Extracted records
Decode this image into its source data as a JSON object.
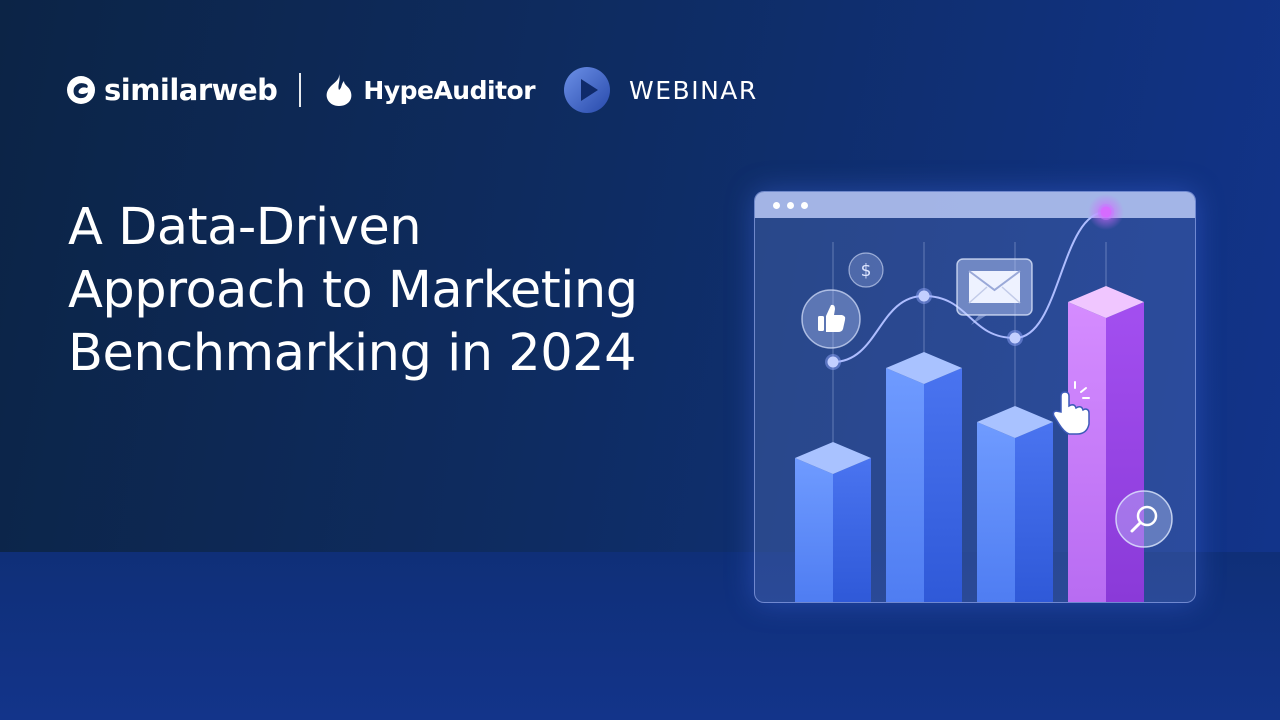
{
  "header": {
    "brand_primary": "similarweb",
    "brand_secondary": "HypeAuditor",
    "event_type": "WEBINAR"
  },
  "title_lines": [
    "A Data-Driven",
    "Approach to Marketing",
    "Benchmarking in 2024"
  ],
  "illustration": {
    "icons": [
      "thumbs-up-icon",
      "dollar-icon",
      "mail-icon",
      "cursor-click-icon",
      "magnifier-icon"
    ],
    "dollar_symbol": "$",
    "colors": {
      "bar_blue": "#5b8cff",
      "bar_purple": "#b35cf7",
      "line": "#aebdff",
      "accent": "#c45cff"
    }
  },
  "chart_data": {
    "type": "bar",
    "categories": [
      "",
      "",
      "",
      ""
    ],
    "values": [
      120,
      195,
      150,
      250
    ],
    "series_line": [
      200,
      255,
      220,
      325
    ],
    "highlight_index": 3
  }
}
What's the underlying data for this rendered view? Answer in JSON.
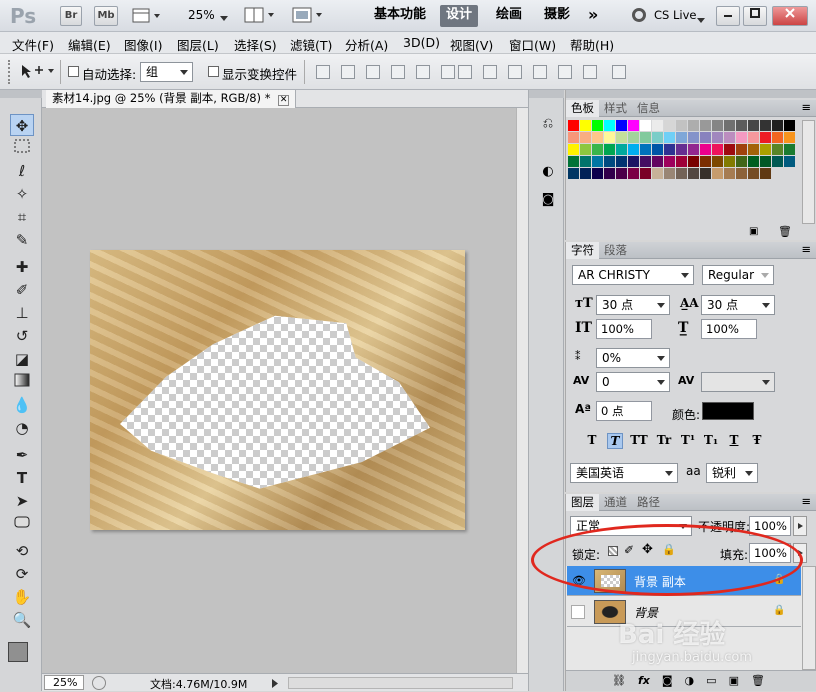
{
  "appbar": {
    "logo": "Ps",
    "bridge": "Br",
    "minibridge": "Mb",
    "zoom": "25%",
    "workspaces": [
      "基本功能",
      "设计",
      "绘画",
      "摄影"
    ],
    "more": "»",
    "cslive": "CS Live"
  },
  "menu": [
    "文件(F)",
    "编辑(E)",
    "图像(I)",
    "图层(L)",
    "选择(S)",
    "滤镜(T)",
    "分析(A)",
    "3D(D)",
    "视图(V)",
    "窗口(W)",
    "帮助(H)"
  ],
  "options": {
    "auto_select_label": "自动选择:",
    "auto_select_value": "组",
    "show_transform_label": "显示变换控件"
  },
  "document": {
    "tab_title": "素材14.jpg @ 25% (背景 副本, RGB/8) *",
    "status_zoom": "25%",
    "status_doc": "文档:4.76M/10.9M"
  },
  "swatches_panel": {
    "tabs": [
      "色板",
      "样式",
      "信息"
    ],
    "colors": [
      "#ff0000",
      "#ffff00",
      "#00ff00",
      "#00ffff",
      "#0000ff",
      "#ff00ff",
      "#ffffff",
      "#ebebeb",
      "#d6d6d6",
      "#c2c2c2",
      "#adadad",
      "#999999",
      "#858585",
      "#707070",
      "#5c5c5c",
      "#474747",
      "#333333",
      "#1f1f1f",
      "#000000",
      "#f7977a",
      "#f9ad81",
      "#fdc68a",
      "#fff79a",
      "#c4df9b",
      "#a3d39c",
      "#82ca9d",
      "#7bcdc8",
      "#6ecff6",
      "#7ea7d8",
      "#8493ca",
      "#8882be",
      "#a187be",
      "#bc8dbf",
      "#f49ac2",
      "#f6989d",
      "#ed1c24",
      "#f26522",
      "#f7941d",
      "#fff200",
      "#8dc73f",
      "#39b54a",
      "#00a651",
      "#00a99d",
      "#00aeef",
      "#0072bc",
      "#0054a6",
      "#2e3192",
      "#662d91",
      "#92278f",
      "#ec008c",
      "#ed145b",
      "#9e0b0f",
      "#a0410d",
      "#a36209",
      "#aba000",
      "#598527",
      "#1a7b30",
      "#007236",
      "#00746b",
      "#0076a3",
      "#004b80",
      "#003471",
      "#1b1464",
      "#440e62",
      "#630460",
      "#9e005d",
      "#9e0039",
      "#790000",
      "#7b2e00",
      "#7d4900",
      "#827b00",
      "#406618",
      "#005e20",
      "#005826",
      "#005952",
      "#005b7f",
      "#003663",
      "#002157",
      "#0d004c",
      "#32004b",
      "#4b0049",
      "#7b0046",
      "#7a0026",
      "#c7b299",
      "#998675",
      "#736357",
      "#534741",
      "#37302a",
      "#c69c6d",
      "#a67c52",
      "#8c6239",
      "#754c24",
      "#603913"
    ]
  },
  "character_panel": {
    "tabs": [
      "字符",
      "段落"
    ],
    "font_family": "AR CHRISTY",
    "font_style": "Regular",
    "size": "30 点",
    "leading": "30 点",
    "vscale": "100%",
    "hscale": "100%",
    "tracking_rate": "0%",
    "kerning": "0",
    "baseline": "0 点",
    "color_label": "颜色:",
    "text_color": "#000000",
    "style_buttons": [
      "T",
      "T",
      "TT",
      "Tr",
      "T¹",
      "T₁",
      "T",
      "Ŧ"
    ],
    "language": "美国英语",
    "aa_icon": "aa",
    "antialias": "锐利"
  },
  "layers_panel": {
    "tabs": [
      "图层",
      "通道",
      "路径"
    ],
    "blend_mode": "正常",
    "opacity_label": "不透明度:",
    "opacity": "100%",
    "lock_label": "锁定:",
    "fill_label": "填充:",
    "fill": "100%",
    "layers": [
      {
        "name": "背景 副本",
        "visible": true,
        "selected": true
      },
      {
        "name": "背景",
        "visible": false,
        "selected": false
      }
    ],
    "bottom_icons": [
      "link-icon",
      "fx-icon",
      "mask-icon",
      "adjustment-icon",
      "group-icon",
      "new-layer-icon",
      "trash-icon"
    ]
  },
  "colors": {
    "accent": "#3d8ee8",
    "highlight_oval": "#e0281e"
  },
  "watermark": {
    "brand": "Bai 经验",
    "url": "jingyan.baidu.com"
  }
}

#### TASK TO COMPLETE
Transcribe the whole listing exactly. Pictures are excluded.

#### TASK RESULT
Decode this image into its source data as a JSON object.
{
  "header": {
    "brand_primary": "similarweb",
    "brand_secondary": "HypeAuditor",
    "event_type": "WEBINAR"
  },
  "title_lines": [
    "A Data-Driven",
    "Approach to Marketing",
    "Benchmarking in 2024"
  ],
  "illustration": {
    "icons": [
      "thumbs-up-icon",
      "dollar-icon",
      "mail-icon",
      "cursor-click-icon",
      "magnifier-icon"
    ],
    "dollar_symbol": "$",
    "colors": {
      "bar_blue": "#5b8cff",
      "bar_purple": "#b35cf7",
      "line": "#aebdff",
      "accent": "#c45cff"
    }
  },
  "chart_data": {
    "type": "bar",
    "categories": [
      "",
      "",
      "",
      ""
    ],
    "values": [
      120,
      195,
      150,
      250
    ],
    "series_line": [
      200,
      255,
      220,
      325
    ],
    "highlight_index": 3
  }
}
What's the underlying data for this rendered view? Answer in JSON.
{
  "appbar": {
    "logo": "Ps",
    "bridge": "Br",
    "minibridge": "Mb",
    "zoom": "25%",
    "workspaces": [
      "基本功能",
      "设计",
      "绘画",
      "摄影"
    ],
    "more": "»",
    "cslive": "CS Live"
  },
  "menu": [
    "文件(F)",
    "编辑(E)",
    "图像(I)",
    "图层(L)",
    "选择(S)",
    "滤镜(T)",
    "分析(A)",
    "3D(D)",
    "视图(V)",
    "窗口(W)",
    "帮助(H)"
  ],
  "options": {
    "auto_select_label": "自动选择:",
    "auto_select_value": "组",
    "show_transform_label": "显示变换控件"
  },
  "document": {
    "tab_title": "素材14.jpg @ 25% (背景 副本, RGB/8) *",
    "status_zoom": "25%",
    "status_doc": "文档:4.76M/10.9M"
  },
  "swatches_panel": {
    "tabs": [
      "色板",
      "样式",
      "信息"
    ],
    "colors": [
      "#ff0000",
      "#ffff00",
      "#00ff00",
      "#00ffff",
      "#0000ff",
      "#ff00ff",
      "#ffffff",
      "#ebebeb",
      "#d6d6d6",
      "#c2c2c2",
      "#adadad",
      "#999999",
      "#858585",
      "#707070",
      "#5c5c5c",
      "#474747",
      "#333333",
      "#1f1f1f",
      "#000000",
      "#f7977a",
      "#f9ad81",
      "#fdc68a",
      "#fff79a",
      "#c4df9b",
      "#a3d39c",
      "#82ca9d",
      "#7bcdc8",
      "#6ecff6",
      "#7ea7d8",
      "#8493ca",
      "#8882be",
      "#a187be",
      "#bc8dbf",
      "#f49ac2",
      "#f6989d",
      "#ed1c24",
      "#f26522",
      "#f7941d",
      "#fff200",
      "#8dc73f",
      "#39b54a",
      "#00a651",
      "#00a99d",
      "#00aeef",
      "#0072bc",
      "#0054a6",
      "#2e3192",
      "#662d91",
      "#92278f",
      "#ec008c",
      "#ed145b",
      "#9e0b0f",
      "#a0410d",
      "#a36209",
      "#aba000",
      "#598527",
      "#1a7b30",
      "#007236",
      "#00746b",
      "#0076a3",
      "#004b80",
      "#003471",
      "#1b1464",
      "#440e62",
      "#630460",
      "#9e005d",
      "#9e0039",
      "#790000",
      "#7b2e00",
      "#7d4900",
      "#827b00",
      "#406618",
      "#005e20",
      "#005826",
      "#005952",
      "#005b7f",
      "#003663",
      "#002157",
      "#0d004c",
      "#32004b",
      "#4b0049",
      "#7b0046",
      "#7a0026",
      "#c7b299",
      "#998675",
      "#736357",
      "#534741",
      "#37302a",
      "#c69c6d",
      "#a67c52",
      "#8c6239",
      "#754c24",
      "#603913"
    ]
  },
  "character_panel": {
    "tabs": [
      "字符",
      "段落"
    ],
    "font_family": "AR CHRISTY",
    "font_style": "Regular",
    "size": "30 点",
    "leading": "30 点",
    "vscale": "100%",
    "hscale": "100%",
    "tracking_rate": "0%",
    "kerning": "0",
    "baseline": "0 点",
    "color_label": "颜色:",
    "text_color": "#000000",
    "style_buttons": [
      "T",
      "T",
      "TT",
      "Tr",
      "T¹",
      "T₁",
      "T",
      "Ŧ"
    ],
    "language": "美国英语",
    "aa_icon": "aa",
    "antialias": "锐利"
  },
  "layers_panel": {
    "tabs": [
      "图层",
      "通道",
      "路径"
    ],
    "blend_mode": "正常",
    "opacity_label": "不透明度:",
    "opacity": "100%",
    "lock_label": "锁定:",
    "fill_label": "填充:",
    "fill": "100%",
    "layers": [
      {
        "name": "背景 副本",
        "visible": true,
        "selected": true
      },
      {
        "name": "背景",
        "visible": false,
        "selected": false
      }
    ],
    "bottom_icons": [
      "link-icon",
      "fx-icon",
      "mask-icon",
      "adjustment-icon",
      "group-icon",
      "new-layer-icon",
      "trash-icon"
    ]
  },
  "colors": {
    "accent": "#3d8ee8",
    "highlight_oval": "#e0281e"
  },
  "watermark": {
    "brand": "Bai 经验",
    "url": "jingyan.baidu.com"
  }
}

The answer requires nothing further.